(Extracted records)
--- --- ---

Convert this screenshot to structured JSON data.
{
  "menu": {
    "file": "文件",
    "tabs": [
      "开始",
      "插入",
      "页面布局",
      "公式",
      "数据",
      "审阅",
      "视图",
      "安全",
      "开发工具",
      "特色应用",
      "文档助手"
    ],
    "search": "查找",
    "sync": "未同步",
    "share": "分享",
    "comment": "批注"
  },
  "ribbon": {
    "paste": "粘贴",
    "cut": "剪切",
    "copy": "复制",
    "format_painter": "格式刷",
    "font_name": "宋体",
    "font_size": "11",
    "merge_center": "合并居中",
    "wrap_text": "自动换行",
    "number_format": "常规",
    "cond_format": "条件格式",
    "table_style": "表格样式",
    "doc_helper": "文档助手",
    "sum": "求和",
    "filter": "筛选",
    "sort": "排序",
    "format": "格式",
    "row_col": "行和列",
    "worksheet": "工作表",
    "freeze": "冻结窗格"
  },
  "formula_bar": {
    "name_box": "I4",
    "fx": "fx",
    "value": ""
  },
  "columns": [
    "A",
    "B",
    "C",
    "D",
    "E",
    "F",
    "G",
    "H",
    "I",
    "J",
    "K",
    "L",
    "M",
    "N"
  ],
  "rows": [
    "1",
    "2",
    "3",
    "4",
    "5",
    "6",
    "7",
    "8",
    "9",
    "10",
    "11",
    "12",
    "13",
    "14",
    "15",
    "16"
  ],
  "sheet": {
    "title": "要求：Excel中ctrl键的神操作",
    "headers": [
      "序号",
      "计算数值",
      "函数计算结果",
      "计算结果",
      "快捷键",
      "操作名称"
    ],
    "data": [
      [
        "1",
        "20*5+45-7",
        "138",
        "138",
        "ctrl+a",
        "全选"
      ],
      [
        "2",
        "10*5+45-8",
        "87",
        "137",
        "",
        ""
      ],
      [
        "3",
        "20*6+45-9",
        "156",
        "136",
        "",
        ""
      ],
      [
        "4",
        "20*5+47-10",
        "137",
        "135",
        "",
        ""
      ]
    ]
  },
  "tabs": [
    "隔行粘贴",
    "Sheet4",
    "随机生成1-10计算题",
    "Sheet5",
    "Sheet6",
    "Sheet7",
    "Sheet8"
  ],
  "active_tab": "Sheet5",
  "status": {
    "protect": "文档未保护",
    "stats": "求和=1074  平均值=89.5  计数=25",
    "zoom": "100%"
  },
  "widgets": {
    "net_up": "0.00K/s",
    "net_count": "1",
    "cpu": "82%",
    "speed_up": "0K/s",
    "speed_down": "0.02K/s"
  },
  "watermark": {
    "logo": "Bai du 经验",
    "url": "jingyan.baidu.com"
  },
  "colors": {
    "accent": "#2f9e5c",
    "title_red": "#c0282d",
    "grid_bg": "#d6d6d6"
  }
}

--- --- ---

REQUIRED WORK: The entries above should be repeated exactly, every one of them.

RESPONSE BELOW:
Convert this screenshot to structured JSON data.
{
  "menu": {
    "file": "文件",
    "tabs": [
      "开始",
      "插入",
      "页面布局",
      "公式",
      "数据",
      "审阅",
      "视图",
      "安全",
      "开发工具",
      "特色应用",
      "文档助手"
    ],
    "search": "查找",
    "sync": "未同步",
    "share": "分享",
    "comment": "批注"
  },
  "ribbon": {
    "paste": "粘贴",
    "cut": "剪切",
    "copy": "复制",
    "format_painter": "格式刷",
    "font_name": "宋体",
    "font_size": "11",
    "merge_center": "合并居中",
    "wrap_text": "自动换行",
    "number_format": "常规",
    "cond_format": "条件格式",
    "table_style": "表格样式",
    "doc_helper": "文档助手",
    "sum": "求和",
    "filter": "筛选",
    "sort": "排序",
    "format": "格式",
    "row_col": "行和列",
    "worksheet": "工作表",
    "freeze": "冻结窗格"
  },
  "formula_bar": {
    "name_box": "I4",
    "fx": "fx",
    "value": ""
  },
  "columns": [
    "A",
    "B",
    "C",
    "D",
    "E",
    "F",
    "G",
    "H",
    "I",
    "J",
    "K",
    "L",
    "M",
    "N"
  ],
  "rows": [
    "1",
    "2",
    "3",
    "4",
    "5",
    "6",
    "7",
    "8",
    "9",
    "10",
    "11",
    "12",
    "13",
    "14",
    "15",
    "16"
  ],
  "sheet": {
    "title": "要求：Excel中ctrl键的神操作",
    "headers": [
      "序号",
      "计算数值",
      "函数计算结果",
      "计算结果",
      "快捷键",
      "操作名称"
    ],
    "data": [
      [
        "1",
        "20*5+45-7",
        "138",
        "138",
        "ctrl+a",
        "全选"
      ],
      [
        "2",
        "10*5+45-8",
        "87",
        "137",
        "",
        ""
      ],
      [
        "3",
        "20*6+45-9",
        "156",
        "136",
        "",
        ""
      ],
      [
        "4",
        "20*5+47-10",
        "137",
        "135",
        "",
        ""
      ]
    ]
  },
  "tabs": [
    "隔行粘贴",
    "Sheet4",
    "随机生成1-10计算题",
    "Sheet5",
    "Sheet6",
    "Sheet7",
    "Sheet8"
  ],
  "active_tab": "Sheet5",
  "status": {
    "protect": "文档未保护",
    "stats": "求和=1074  平均值=89.5  计数=25",
    "zoom": "100%"
  },
  "widgets": {
    "net_up": "0.00K/s",
    "net_count": "1",
    "cpu": "82%",
    "speed_up": "0K/s",
    "speed_down": "0.02K/s"
  },
  "watermark": {
    "logo": "Bai du 经验",
    "url": "jingyan.baidu.com"
  },
  "colors": {
    "accent": "#2f9e5c",
    "title_red": "#c0282d",
    "grid_bg": "#d6d6d6"
  }
}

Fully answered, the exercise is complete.